> **Task instructions**:
Search the records below for the word "color" and show every line where it occurs.

--- Start ---

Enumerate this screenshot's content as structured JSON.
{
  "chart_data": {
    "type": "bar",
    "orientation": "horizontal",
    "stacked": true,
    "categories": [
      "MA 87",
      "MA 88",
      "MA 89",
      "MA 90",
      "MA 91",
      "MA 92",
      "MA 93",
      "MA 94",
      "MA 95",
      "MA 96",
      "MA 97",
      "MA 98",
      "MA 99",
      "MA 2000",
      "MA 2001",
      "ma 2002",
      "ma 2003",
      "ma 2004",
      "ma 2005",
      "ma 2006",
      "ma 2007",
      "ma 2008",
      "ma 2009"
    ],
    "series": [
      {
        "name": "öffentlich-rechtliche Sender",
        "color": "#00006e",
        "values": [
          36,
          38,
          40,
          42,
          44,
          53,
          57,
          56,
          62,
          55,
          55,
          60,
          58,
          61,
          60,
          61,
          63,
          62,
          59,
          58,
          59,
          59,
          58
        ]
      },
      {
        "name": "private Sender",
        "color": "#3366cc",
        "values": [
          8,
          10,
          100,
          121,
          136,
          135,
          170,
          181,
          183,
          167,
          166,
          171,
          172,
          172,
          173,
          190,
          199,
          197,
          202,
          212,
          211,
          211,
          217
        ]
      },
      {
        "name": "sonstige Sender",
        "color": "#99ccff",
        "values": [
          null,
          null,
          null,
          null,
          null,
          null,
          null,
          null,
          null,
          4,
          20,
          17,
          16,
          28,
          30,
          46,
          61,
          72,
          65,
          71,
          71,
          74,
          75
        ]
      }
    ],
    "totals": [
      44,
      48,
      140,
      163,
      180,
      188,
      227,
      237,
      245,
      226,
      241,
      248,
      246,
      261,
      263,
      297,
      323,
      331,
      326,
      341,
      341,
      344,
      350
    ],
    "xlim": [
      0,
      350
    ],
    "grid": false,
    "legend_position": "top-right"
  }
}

--- End ---

> **Result**:
        "color": "#00006e",
        "color": "#3366cc",
        "color": "#99ccff",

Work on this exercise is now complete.